▶ Objective:
Repeat every entry word for word, but leave the images out of your copy.

▶ Given entries:
··········

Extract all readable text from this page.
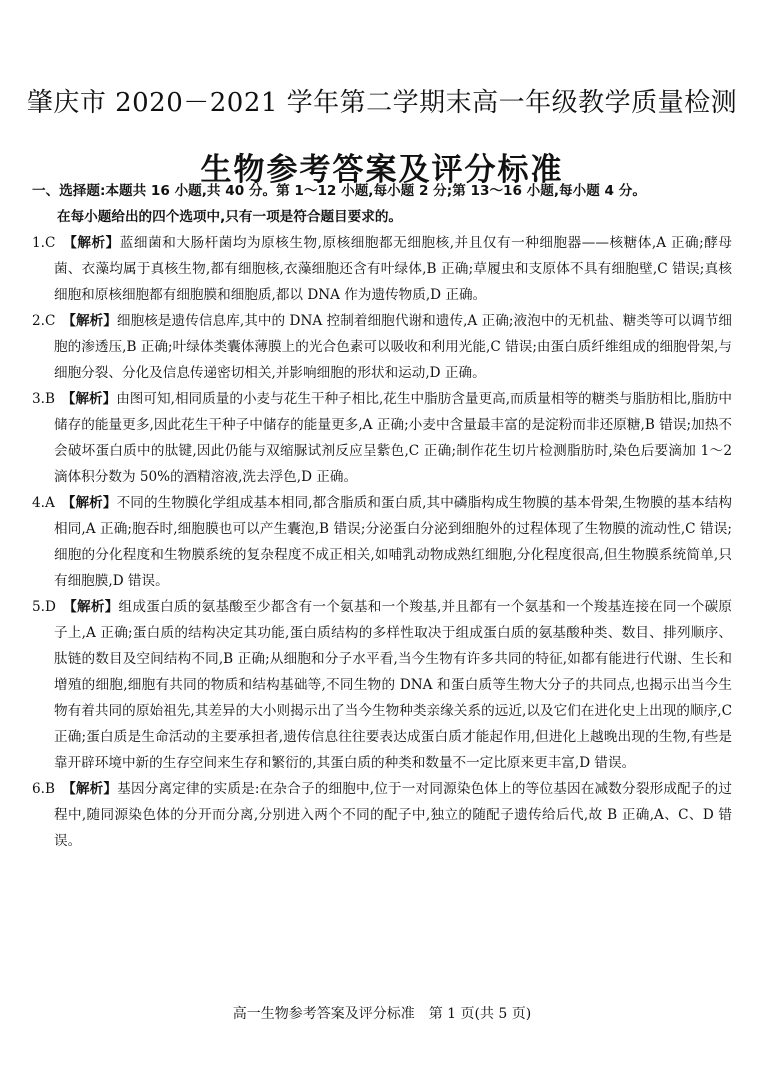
肇庆市 2020－2021 学年第二学期末高一年级教学质量检测
生物参考答案及评分标准
一、选择题:本题共 16 小题,共 40 分。第 1～12 小题,每小题 2 分;第 13～16 小题,每小题 4 分。
在每小题给出的四个选项中,只有一项是符合题目要求的。

1.C　 【解析】蓝细菌和大肠杆菌均为原核生物,原核细胞都无细胞核,并且仅有一种细胞器——核糖体,A 正确;酵母菌、衣藻均属于真核生物,都有细胞核,衣藻细胞还含有叶绿体,B 正确;草履虫和支原体不具有细胞壁,C 错误;真核细胞和原核细胞都有细胞膜和细胞质,都以 DNA 作为遗传物质,D 正确。

2.C　 【解析】细胞核是遗传信息库,其中的 DNA 控制着细胞代谢和遗传,A 正确;液泡中的无机盐、糖类等可以调节细胞的渗透压,B 正确;叶绿体类囊体薄膜上的光合色素可以吸收和利用光能,C 错误;由蛋白质纤维组成的细胞骨架,与细胞分裂、分化及信息传递密切相关,并影响细胞的形状和运动,D 正确。

3.B　 【解析】由图可知,相同质量的小麦与花生干种子相比,花生中脂肪含量更高,而质量相等的糖类与脂肪相比,脂肪中储存的能量更多,因此花生干种子中储存的能量更多,A 正确;小麦中含量最丰富的是淀粉而非还原糖,B 错误;加热不会破坏蛋白质中的肽键,因此仍能与双缩脲试剂反应呈紫色,C 正确;制作花生切片检测脂肪时,染色后要滴加 1～2 滴体积分数为 50%的酒精溶液,洗去浮色,D 正确。

4.A　 【解析】不同的生物膜化学组成基本相同,都含脂质和蛋白质,其中磷脂构成生物膜的基本骨架,生物膜的基本结构相同,A 正确;胞吞时,细胞膜也可以产生囊泡,B 错误;分泌蛋白分泌到细胞外的过程体现了生物膜的流动性,C 错误;细胞的分化程度和生物膜系统的复杂程度不成正相关,如哺乳动物成熟红细胞,分化程度很高,但生物膜系统简单,只有细胞膜,D 错误。

5.D　 【解析】组成蛋白质的氨基酸至少都含有一个氨基和一个羧基,并且都有一个氨基和一个羧基连接在同一个碳原子上,A 正确;蛋白质的结构决定其功能,蛋白质结构的多样性取决于组成蛋白质的氨基酸种类、数目、排列顺序、肽链的数目及空间结构不同,B 正确;从细胞和分子水平看,当今生物有许多共同的特征,如都有能进行代谢、生长和增殖的细胞,细胞有共同的物质和结构基础等,不同生物的 DNA 和蛋白质等生物大分子的共同点,也揭示出当今生物有着共同的原始祖先,其差异的大小则揭示出了当今生物种类亲缘关系的远近,以及它们在进化史上出现的顺序,C 正确;蛋白质是生命活动的主要承担者,遗传信息往往要表达成蛋白质才能起作用,但进化上越晚出现的生物,有些是靠开辟环境中新的生存空间来生存和繁衍的,其蛋白质的种类和数量不一定比原来更丰富,D 错误。

6.B　 【解析】基因分离定律的实质是:在杂合子的细胞中,位于一对同源染色体上的等位基因在减数分裂形成配子的过程中,随同源染色体的分开而分离,分别进入两个不同的配子中,独立的随配子遗传给后代,故 B 正确,A、C、D 错误。

高一生物参考答案及评分标准　第 1 页(共 5 页)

··········

▶ Full output:
Extract all readable text from this page.
肇庆市 2020－2021 学年第二学期末高一年级教学质量检测
生物参考答案及评分标准
一、选择题:本题共 16 小题,共 40 分。第 1～12 小题,每小题 2 分;第 13～16 小题,每小题 4 分。
在每小题给出的四个选项中,只有一项是符合题目要求的。

1.C　 【解析】蓝细菌和大肠杆菌均为原核生物,原核细胞都无细胞核,并且仅有一种细胞器——核糖体,A 正确;酵母菌、衣藻均属于真核生物,都有细胞核,衣藻细胞还含有叶绿体,B 正确;草履虫和支原体不具有细胞壁,C 错误;真核细胞和原核细胞都有细胞膜和细胞质,都以 DNA 作为遗传物质,D 正确。

2.C　 【解析】细胞核是遗传信息库,其中的 DNA 控制着细胞代谢和遗传,A 正确;液泡中的无机盐、糖类等可以调节细胞的渗透压,B 正确;叶绿体类囊体薄膜上的光合色素可以吸收和利用光能,C 错误;由蛋白质纤维组成的细胞骨架,与细胞分裂、分化及信息传递密切相关,并影响细胞的形状和运动,D 正确。

3.B　 【解析】由图可知,相同质量的小麦与花生干种子相比,花生中脂肪含量更高,而质量相等的糖类与脂肪相比,脂肪中储存的能量更多,因此花生干种子中储存的能量更多,A 正确;小麦中含量最丰富的是淀粉而非还原糖,B 错误;加热不会破坏蛋白质中的肽键,因此仍能与双缩脲试剂反应呈紫色,C 正确;制作花生切片检测脂肪时,染色后要滴加 1～2 滴体积分数为 50%的酒精溶液,洗去浮色,D 正确。

4.A　 【解析】不同的生物膜化学组成基本相同,都含脂质和蛋白质,其中磷脂构成生物膜的基本骨架,生物膜的基本结构相同,A 正确;胞吞时,细胞膜也可以产生囊泡,B 错误;分泌蛋白分泌到细胞外的过程体现了生物膜的流动性,C 错误;细胞的分化程度和生物膜系统的复杂程度不成正相关,如哺乳动物成熟红细胞,分化程度很高,但生物膜系统简单,只有细胞膜,D 错误。

5.D　 【解析】组成蛋白质的氨基酸至少都含有一个氨基和一个羧基,并且都有一个氨基和一个羧基连接在同一个碳原子上,A 正确;蛋白质的结构决定其功能,蛋白质结构的多样性取决于组成蛋白质的氨基酸种类、数目、排列顺序、肽链的数目及空间结构不同,B 正确;从细胞和分子水平看,当今生物有许多共同的特征,如都有能进行代谢、生长和增殖的细胞,细胞有共同的物质和结构基础等,不同生物的 DNA 和蛋白质等生物大分子的共同点,也揭示出当今生物有着共同的原始祖先,其差异的大小则揭示出了当今生物种类亲缘关系的远近,以及它们在进化史上出现的顺序,C 正确;蛋白质是生命活动的主要承担者,遗传信息往往要表达成蛋白质才能起作用,但进化上越晚出现的生物,有些是靠开辟环境中新的生存空间来生存和繁衍的,其蛋白质的种类和数量不一定比原来更丰富,D 错误。

6.B　 【解析】基因分离定律的实质是:在杂合子的细胞中,位于一对同源染色体上的等位基因在减数分裂形成配子的过程中,随同源染色体的分开而分离,分别进入两个不同的配子中,独立的随配子遗传给后代,故 B 正确,A、C、D 错误。

高一生物参考答案及评分标准　第 1 页(共 5 页)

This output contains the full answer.